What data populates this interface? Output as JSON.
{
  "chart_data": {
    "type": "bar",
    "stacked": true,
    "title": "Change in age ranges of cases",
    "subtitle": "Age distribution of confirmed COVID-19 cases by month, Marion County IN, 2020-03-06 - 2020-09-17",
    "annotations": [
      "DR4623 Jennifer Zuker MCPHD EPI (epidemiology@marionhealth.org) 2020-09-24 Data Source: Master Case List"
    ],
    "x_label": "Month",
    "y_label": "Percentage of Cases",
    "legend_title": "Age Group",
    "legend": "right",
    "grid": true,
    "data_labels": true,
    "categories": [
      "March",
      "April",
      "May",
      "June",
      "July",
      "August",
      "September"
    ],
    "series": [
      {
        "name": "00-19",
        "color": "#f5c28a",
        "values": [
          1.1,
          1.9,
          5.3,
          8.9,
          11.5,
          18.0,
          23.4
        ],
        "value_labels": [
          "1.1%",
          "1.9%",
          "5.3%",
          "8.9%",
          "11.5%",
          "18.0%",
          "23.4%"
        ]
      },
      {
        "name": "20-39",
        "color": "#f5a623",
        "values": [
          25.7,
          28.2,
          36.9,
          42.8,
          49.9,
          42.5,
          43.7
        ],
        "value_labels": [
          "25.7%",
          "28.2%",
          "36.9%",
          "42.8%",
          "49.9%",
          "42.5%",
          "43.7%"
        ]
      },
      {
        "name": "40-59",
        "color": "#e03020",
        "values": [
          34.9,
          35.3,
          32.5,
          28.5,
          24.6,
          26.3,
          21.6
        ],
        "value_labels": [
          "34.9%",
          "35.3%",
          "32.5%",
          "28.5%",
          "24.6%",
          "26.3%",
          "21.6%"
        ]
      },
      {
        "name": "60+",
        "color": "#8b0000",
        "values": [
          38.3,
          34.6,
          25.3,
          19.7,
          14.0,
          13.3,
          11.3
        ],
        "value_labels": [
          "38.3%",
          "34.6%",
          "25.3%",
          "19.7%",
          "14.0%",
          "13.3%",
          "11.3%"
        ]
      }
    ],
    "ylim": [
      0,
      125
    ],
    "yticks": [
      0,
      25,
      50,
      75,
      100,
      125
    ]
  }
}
********
* _Task description_
Determine how many of the lines above hold the word "true", and output that number by itself.

* _Correct response_
3